##### Input for this task

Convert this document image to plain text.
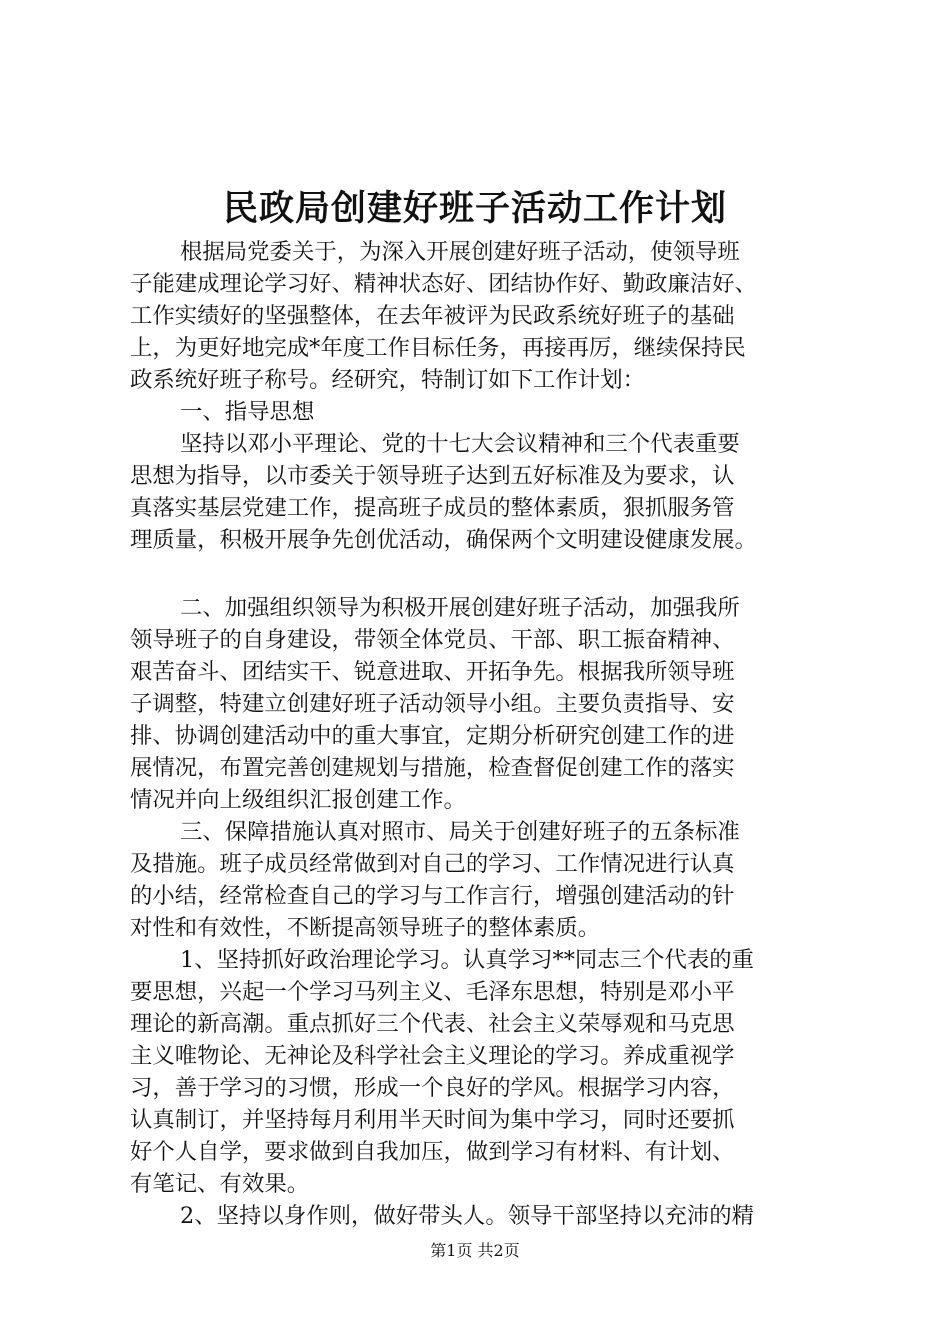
民政局创建好班子活动工作计划
根据局党委关于，为深入开展创建好班子活动，使领导班
子能建成理论学习好、精神状态好、团结协作好、勤政廉洁好、
工作实绩好的坚强整体，在去年被评为民政系统好班子的基础
上，为更好地完成*年度工作目标任务，再接再厉，继续保持民
政系统好班子称号。经研究，特制订如下工作计划：
一、指导思想
坚持以邓小平理论、党的十七大会议精神和三个代表重要
思想为指导，以市委关于领导班子达到五好标准及为要求，认
真落实基层党建工作，提高班子成员的整体素质，狠抓服务管
理质量，积极开展争先创优活动，确保两个文明建设健康发展。
二、加强组织领导为积极开展创建好班子活动，加强我所
领导班子的自身建设，带领全体党员、干部、职工振奋精神、
艰苦奋斗、团结实干、锐意进取、开拓争先。根据我所领导班
子调整，特建立创建好班子活动领导小组。主要负责指导、安
排、协调创建活动中的重大事宜，定期分析研究创建工作的进
展情况，布置完善创建规划与措施，检查督促创建工作的落实
情况并向上级组织汇报创建工作。
三、保障措施认真对照市、局关于创建好班子的五条标准
及措施。班子成员经常做到对自己的学习、工作情况进行认真
的小结，经常检查自己的学习与工作言行，增强创建活动的针
对性和有效性，不断提高领导班子的整体素质。
1、坚持抓好政治理论学习。认真学习**同志三个代表的重
要思想，兴起一个学习马列主义、毛泽东思想，特别是邓小平
理论的新高潮。重点抓好三个代表、社会主义荣辱观和马克思
主义唯物论、无神论及科学社会主义理论的学习。养成重视学
习，善于学习的习惯，形成一个良好的学风。根据学习内容，
认真制订，并坚持每月利用半天时间为集中学习，同时还要抓
好个人自学，要求做到自我加压，做到学习有材料、有计划、
有笔记、有效果。
2、坚持以身作则，做好带头人。领导干部坚持以充沛的精
第1页 共2页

##########

What this task involves | Transcribe the records above exactly, omitting every picture they contain.

Final result |
Convert this document image to plain text.
民政局创建好班子活动工作计划
根据局党委关于，为深入开展创建好班子活动，使领导班
子能建成理论学习好、精神状态好、团结协作好、勤政廉洁好、
工作实绩好的坚强整体，在去年被评为民政系统好班子的基础
上，为更好地完成*年度工作目标任务，再接再厉，继续保持民
政系统好班子称号。经研究，特制订如下工作计划：
一、指导思想
坚持以邓小平理论、党的十七大会议精神和三个代表重要
思想为指导，以市委关于领导班子达到五好标准及为要求，认
真落实基层党建工作，提高班子成员的整体素质，狠抓服务管
理质量，积极开展争先创优活动，确保两个文明建设健康发展。
二、加强组织领导为积极开展创建好班子活动，加强我所
领导班子的自身建设，带领全体党员、干部、职工振奋精神、
艰苦奋斗、团结实干、锐意进取、开拓争先。根据我所领导班
子调整，特建立创建好班子活动领导小组。主要负责指导、安
排、协调创建活动中的重大事宜，定期分析研究创建工作的进
展情况，布置完善创建规划与措施，检查督促创建工作的落实
情况并向上级组织汇报创建工作。
三、保障措施认真对照市、局关于创建好班子的五条标准
及措施。班子成员经常做到对自己的学习、工作情况进行认真
的小结，经常检查自己的学习与工作言行，增强创建活动的针
对性和有效性，不断提高领导班子的整体素质。
1、坚持抓好政治理论学习。认真学习**同志三个代表的重
要思想，兴起一个学习马列主义、毛泽东思想，特别是邓小平
理论的新高潮。重点抓好三个代表、社会主义荣辱观和马克思
主义唯物论、无神论及科学社会主义理论的学习。养成重视学
习，善于学习的习惯，形成一个良好的学风。根据学习内容，
认真制订，并坚持每月利用半天时间为集中学习，同时还要抓
好个人自学，要求做到自我加压，做到学习有材料、有计划、
有笔记、有效果。
2、坚持以身作则，做好带头人。领导干部坚持以充沛的精
第1页 共2页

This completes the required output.